_Written exercise_: Among the lines below, list those containing the string "JSON".

== Given information ==

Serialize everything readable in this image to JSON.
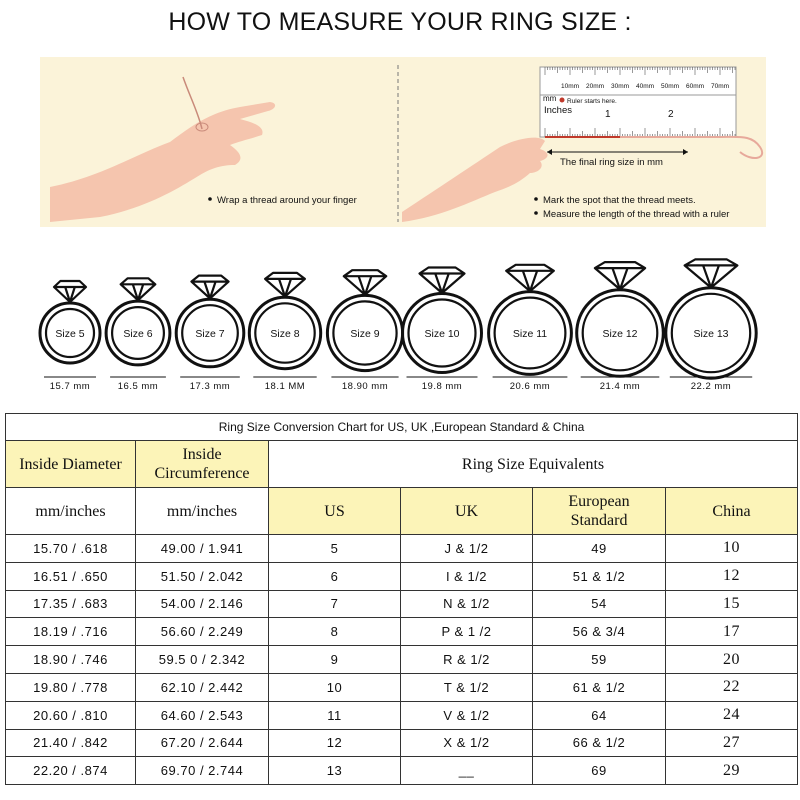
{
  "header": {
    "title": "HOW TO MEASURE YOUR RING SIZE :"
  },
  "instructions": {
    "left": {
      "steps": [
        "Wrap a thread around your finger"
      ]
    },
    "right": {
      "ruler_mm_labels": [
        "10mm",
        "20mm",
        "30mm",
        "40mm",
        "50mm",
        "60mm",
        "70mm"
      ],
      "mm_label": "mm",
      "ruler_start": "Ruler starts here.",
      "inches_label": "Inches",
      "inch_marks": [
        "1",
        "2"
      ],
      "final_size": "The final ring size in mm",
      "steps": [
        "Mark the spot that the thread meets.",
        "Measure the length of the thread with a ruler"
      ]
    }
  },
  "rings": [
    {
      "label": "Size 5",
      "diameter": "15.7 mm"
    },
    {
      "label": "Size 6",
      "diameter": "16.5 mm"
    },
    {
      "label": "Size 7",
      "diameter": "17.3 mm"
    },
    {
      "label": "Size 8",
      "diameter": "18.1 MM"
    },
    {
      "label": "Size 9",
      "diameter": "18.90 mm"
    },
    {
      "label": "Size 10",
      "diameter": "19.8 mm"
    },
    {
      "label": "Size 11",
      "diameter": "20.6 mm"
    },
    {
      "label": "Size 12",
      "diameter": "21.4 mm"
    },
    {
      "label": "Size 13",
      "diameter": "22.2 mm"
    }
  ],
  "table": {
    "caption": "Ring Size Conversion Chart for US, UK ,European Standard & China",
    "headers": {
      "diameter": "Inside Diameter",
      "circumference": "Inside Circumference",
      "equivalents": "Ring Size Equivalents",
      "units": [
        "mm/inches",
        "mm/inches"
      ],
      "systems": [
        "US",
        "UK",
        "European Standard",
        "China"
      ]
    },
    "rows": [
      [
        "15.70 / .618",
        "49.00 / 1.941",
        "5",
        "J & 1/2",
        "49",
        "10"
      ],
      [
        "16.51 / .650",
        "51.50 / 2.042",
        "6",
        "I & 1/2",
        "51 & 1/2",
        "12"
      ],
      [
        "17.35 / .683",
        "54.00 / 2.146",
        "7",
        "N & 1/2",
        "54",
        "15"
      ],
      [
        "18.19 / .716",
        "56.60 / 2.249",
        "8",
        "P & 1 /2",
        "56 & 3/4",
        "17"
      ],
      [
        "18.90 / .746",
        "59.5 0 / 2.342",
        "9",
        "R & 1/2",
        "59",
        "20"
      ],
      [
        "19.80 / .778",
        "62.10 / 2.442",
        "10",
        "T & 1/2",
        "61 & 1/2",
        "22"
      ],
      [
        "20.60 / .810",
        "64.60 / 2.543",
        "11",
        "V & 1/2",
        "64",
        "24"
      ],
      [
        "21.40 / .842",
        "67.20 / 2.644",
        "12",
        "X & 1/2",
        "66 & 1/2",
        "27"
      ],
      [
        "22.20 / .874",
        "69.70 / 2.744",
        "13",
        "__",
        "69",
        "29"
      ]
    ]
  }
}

===
== Given information ==

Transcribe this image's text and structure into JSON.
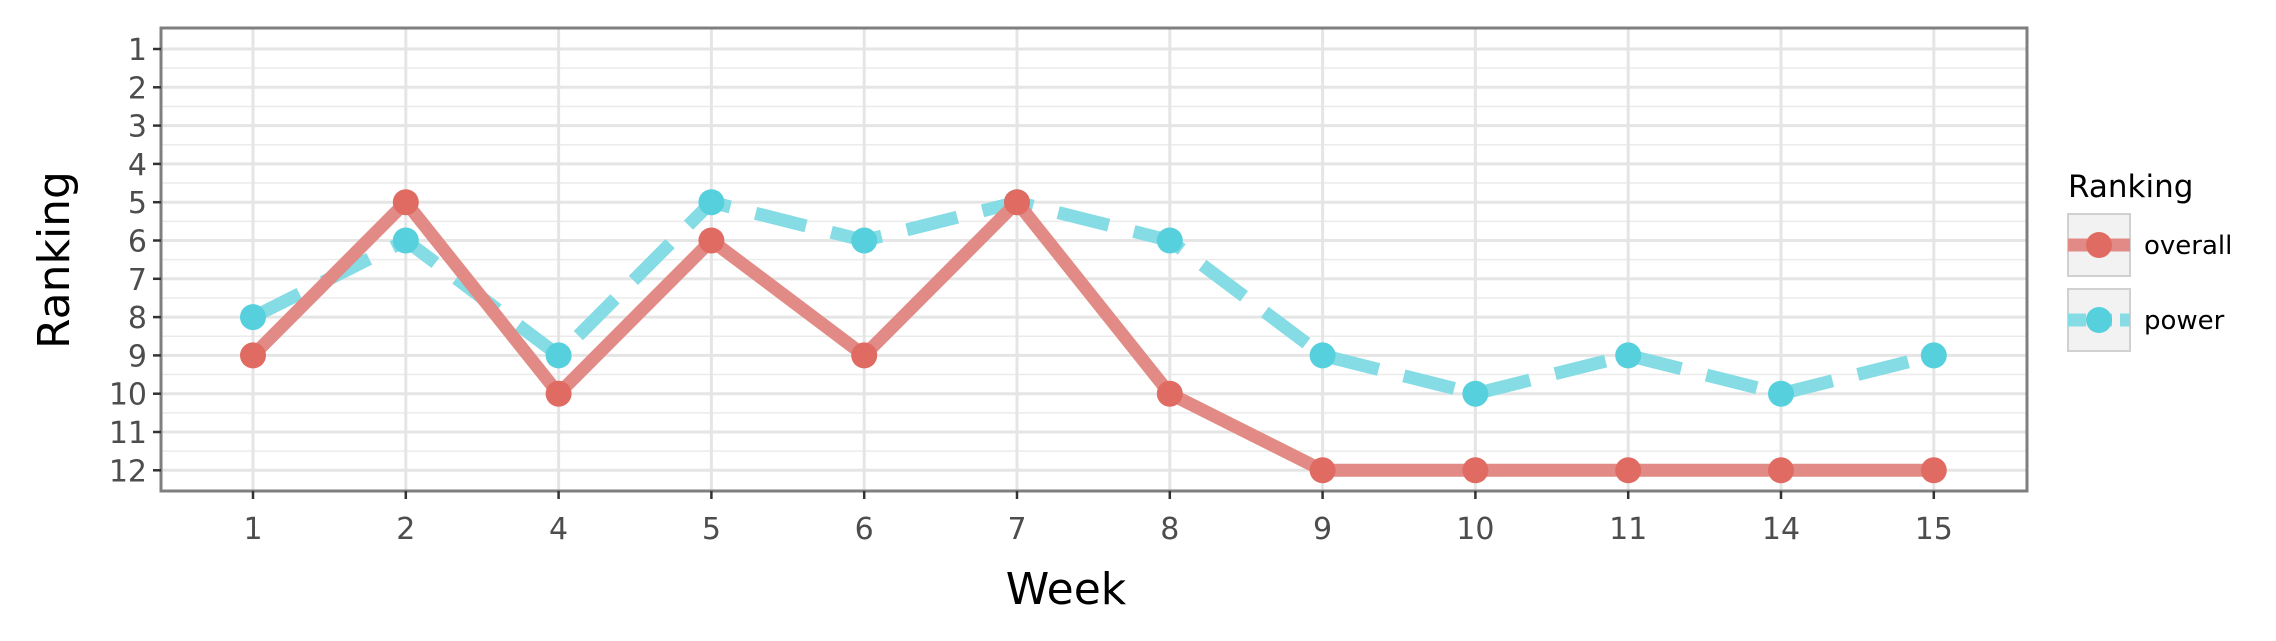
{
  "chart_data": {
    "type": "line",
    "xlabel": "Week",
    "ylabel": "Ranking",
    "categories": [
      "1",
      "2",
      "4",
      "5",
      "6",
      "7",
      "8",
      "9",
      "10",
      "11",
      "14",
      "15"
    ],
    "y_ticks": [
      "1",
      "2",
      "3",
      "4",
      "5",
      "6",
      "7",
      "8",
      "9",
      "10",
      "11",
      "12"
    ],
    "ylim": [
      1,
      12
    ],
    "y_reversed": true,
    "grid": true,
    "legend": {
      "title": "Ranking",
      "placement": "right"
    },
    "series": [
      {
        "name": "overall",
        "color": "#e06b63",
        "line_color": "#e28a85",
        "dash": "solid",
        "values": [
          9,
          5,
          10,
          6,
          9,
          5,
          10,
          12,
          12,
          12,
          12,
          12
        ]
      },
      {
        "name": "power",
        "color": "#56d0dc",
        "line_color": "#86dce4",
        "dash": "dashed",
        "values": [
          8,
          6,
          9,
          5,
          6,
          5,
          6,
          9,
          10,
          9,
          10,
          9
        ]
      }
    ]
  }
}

===

_Response to this exercise_:
Serialize everything readable in this image to JSON.
Transcribe this image's text and structure into JSON.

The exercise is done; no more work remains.